SELECTED EXTRACT:
* * * * * * *
Creativity & Resourcefulness Have Always Captured My Attention

My first trackside announcing at Delaware Speedway in September of 1998

Trackside at the first race I ever announced at Delaware Speedway, in September of 1998

That was a fun time in my life. I marveled at the creativity, resourcefulness and determination of the race teams. I became fascinated with the different strategies that could be employed over the course of a long race, and how a whole host of little things all added up once the car was actually on the track. I admired the work ethic, passion and determination of these race teams. I still do. However, once I was made General Manager late in 2004, my pysche began to turn a little bit darker.

Looking back, I can see now that I very much enjoyed the creative aspects of bringing businesses into the racing program to create new and different events, sponsorships and promotions. I was proud to represent both the track and the race teams and I worked at it tirelessly. I enjoyed being the conduit between the people running the facility, the different racing series, sanctioning bodies and the people putting the cars (and sometimes trucks) on the track. I felt as though it was part of my job to get along with everyone, and that suited my personality nicely. But once I accepted the GM’s role, I quickly felt the burden of responsibility and realized that my natural tendency to try to please everyone was going to be my undoing. I was too young and inexperienced to know how to handle that then and I was harder on myself than just about anyone else was at the time. And I was very hard on myself.
* * * * * * *
INFORMATION GIVEN:
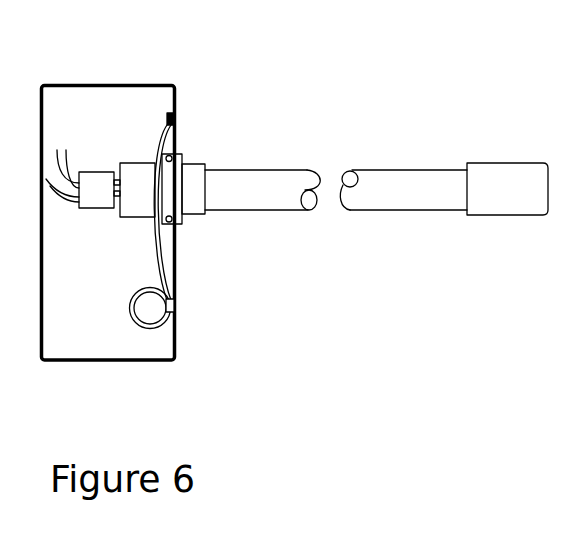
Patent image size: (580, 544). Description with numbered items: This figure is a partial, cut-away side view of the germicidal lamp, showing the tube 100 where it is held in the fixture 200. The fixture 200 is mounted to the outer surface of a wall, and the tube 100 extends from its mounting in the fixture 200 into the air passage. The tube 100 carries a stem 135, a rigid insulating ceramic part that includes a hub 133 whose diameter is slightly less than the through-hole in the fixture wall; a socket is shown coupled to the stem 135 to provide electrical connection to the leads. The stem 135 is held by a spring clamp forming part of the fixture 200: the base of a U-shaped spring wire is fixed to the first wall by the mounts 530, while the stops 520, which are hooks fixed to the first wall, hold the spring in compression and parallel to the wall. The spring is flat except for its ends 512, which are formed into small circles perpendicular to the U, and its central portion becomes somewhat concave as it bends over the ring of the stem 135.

The tube 100 is at (307, 170).
The hub 133 is at (207, 217).
The stem 135 is at (197, 165).
The fixture 200 is at (98, 362).
The ends 512 is at (165, 327).
The stops 520 is at (170, 302).
The mounts 530 is at (173, 117).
* * * * * * *
REQUIRED WORK:
Rewrite the racing memoir, everything from "My first trackside" down to "little bit darker.", substituting "racing crews" for "race teams".

TASK SOLUTION:
My first trackside announcing at Delaware Speedway in September of 1998

Trackside at the first race I ever announced at Delaware Speedway, in September of 1998

That was a fun time in my life. I marveled at the creativity, resourcefulness and determination of the racing crews. I became fascinated with the different strategies that could be employed over the course of a long race, and how a whole host of little things all added up once the car was actually on the track. I admired the work ethic, passion and determination of these racing crews. I still do. However, once I was made General Manager late in 2004, my pysche began to turn a little bit darker.